Give the data below again exactly as it stands. Omit the pictures.

======== MATERIALS PROVIDED ========

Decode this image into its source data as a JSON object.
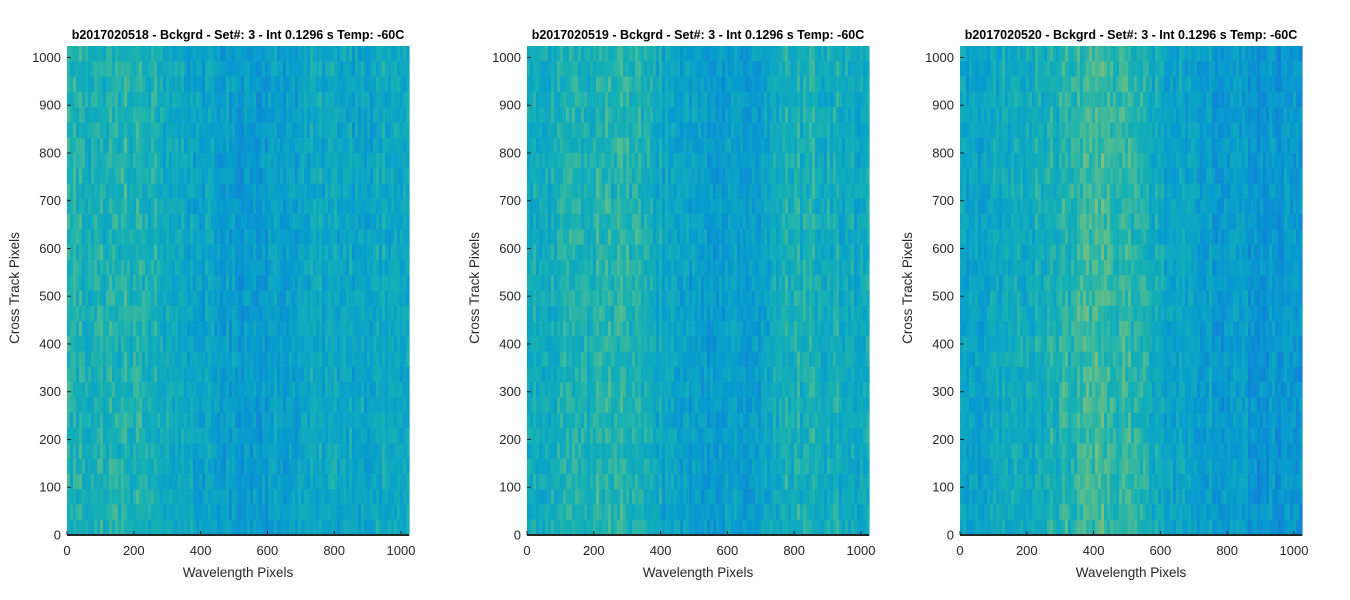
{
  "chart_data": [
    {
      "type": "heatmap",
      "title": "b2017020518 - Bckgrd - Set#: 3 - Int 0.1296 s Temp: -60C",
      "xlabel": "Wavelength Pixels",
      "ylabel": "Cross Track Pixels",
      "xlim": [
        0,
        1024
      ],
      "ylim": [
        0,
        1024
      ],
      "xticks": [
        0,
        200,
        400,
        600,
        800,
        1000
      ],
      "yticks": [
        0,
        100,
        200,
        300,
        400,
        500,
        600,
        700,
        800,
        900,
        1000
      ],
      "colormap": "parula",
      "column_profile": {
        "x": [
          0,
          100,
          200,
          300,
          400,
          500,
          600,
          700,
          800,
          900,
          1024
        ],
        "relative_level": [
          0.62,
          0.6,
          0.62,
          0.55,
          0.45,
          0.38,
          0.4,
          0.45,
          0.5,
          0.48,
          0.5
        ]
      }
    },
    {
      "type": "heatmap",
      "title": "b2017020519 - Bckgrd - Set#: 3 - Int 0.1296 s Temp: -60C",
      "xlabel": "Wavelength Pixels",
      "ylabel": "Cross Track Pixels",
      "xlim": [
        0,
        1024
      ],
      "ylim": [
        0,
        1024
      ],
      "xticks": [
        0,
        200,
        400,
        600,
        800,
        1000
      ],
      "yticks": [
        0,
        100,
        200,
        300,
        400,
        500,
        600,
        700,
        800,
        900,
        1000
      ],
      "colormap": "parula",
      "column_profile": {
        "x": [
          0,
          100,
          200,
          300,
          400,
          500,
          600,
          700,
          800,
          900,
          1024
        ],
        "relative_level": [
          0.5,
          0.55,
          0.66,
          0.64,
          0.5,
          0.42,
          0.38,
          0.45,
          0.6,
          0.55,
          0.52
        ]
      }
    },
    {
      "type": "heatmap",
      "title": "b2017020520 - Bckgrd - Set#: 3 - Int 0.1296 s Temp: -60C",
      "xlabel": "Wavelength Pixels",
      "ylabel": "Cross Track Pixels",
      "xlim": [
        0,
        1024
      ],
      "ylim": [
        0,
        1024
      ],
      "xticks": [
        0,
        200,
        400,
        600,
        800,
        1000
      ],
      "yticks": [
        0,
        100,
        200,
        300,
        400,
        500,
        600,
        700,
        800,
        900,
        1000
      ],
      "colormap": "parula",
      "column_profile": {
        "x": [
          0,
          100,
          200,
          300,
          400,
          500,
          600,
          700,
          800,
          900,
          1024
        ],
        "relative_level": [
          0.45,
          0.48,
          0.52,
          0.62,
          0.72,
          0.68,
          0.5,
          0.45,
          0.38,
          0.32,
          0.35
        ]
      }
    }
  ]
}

========

■ **COMPLETE RESPONSE**
Decode this image into its source data as a JSON object.
{
  "chart_data": [
    {
      "type": "heatmap",
      "title": "b2017020518 - Bckgrd - Set#: 3 - Int 0.1296 s Temp: -60C",
      "xlabel": "Wavelength Pixels",
      "ylabel": "Cross Track Pixels",
      "xlim": [
        0,
        1024
      ],
      "ylim": [
        0,
        1024
      ],
      "xticks": [
        0,
        200,
        400,
        600,
        800,
        1000
      ],
      "yticks": [
        0,
        100,
        200,
        300,
        400,
        500,
        600,
        700,
        800,
        900,
        1000
      ],
      "colormap": "parula",
      "column_profile": {
        "x": [
          0,
          100,
          200,
          300,
          400,
          500,
          600,
          700,
          800,
          900,
          1024
        ],
        "relative_level": [
          0.62,
          0.6,
          0.62,
          0.55,
          0.45,
          0.38,
          0.4,
          0.45,
          0.5,
          0.48,
          0.5
        ]
      }
    },
    {
      "type": "heatmap",
      "title": "b2017020519 - Bckgrd - Set#: 3 - Int 0.1296 s Temp: -60C",
      "xlabel": "Wavelength Pixels",
      "ylabel": "Cross Track Pixels",
      "xlim": [
        0,
        1024
      ],
      "ylim": [
        0,
        1024
      ],
      "xticks": [
        0,
        200,
        400,
        600,
        800,
        1000
      ],
      "yticks": [
        0,
        100,
        200,
        300,
        400,
        500,
        600,
        700,
        800,
        900,
        1000
      ],
      "colormap": "parula",
      "column_profile": {
        "x": [
          0,
          100,
          200,
          300,
          400,
          500,
          600,
          700,
          800,
          900,
          1024
        ],
        "relative_level": [
          0.5,
          0.55,
          0.66,
          0.64,
          0.5,
          0.42,
          0.38,
          0.45,
          0.6,
          0.55,
          0.52
        ]
      }
    },
    {
      "type": "heatmap",
      "title": "b2017020520 - Bckgrd - Set#: 3 - Int 0.1296 s Temp: -60C",
      "xlabel": "Wavelength Pixels",
      "ylabel": "Cross Track Pixels",
      "xlim": [
        0,
        1024
      ],
      "ylim": [
        0,
        1024
      ],
      "xticks": [
        0,
        200,
        400,
        600,
        800,
        1000
      ],
      "yticks": [
        0,
        100,
        200,
        300,
        400,
        500,
        600,
        700,
        800,
        900,
        1000
      ],
      "colormap": "parula",
      "column_profile": {
        "x": [
          0,
          100,
          200,
          300,
          400,
          500,
          600,
          700,
          800,
          900,
          1024
        ],
        "relative_level": [
          0.45,
          0.48,
          0.52,
          0.62,
          0.72,
          0.68,
          0.5,
          0.45,
          0.38,
          0.32,
          0.35
        ]
      }
    }
  ]
}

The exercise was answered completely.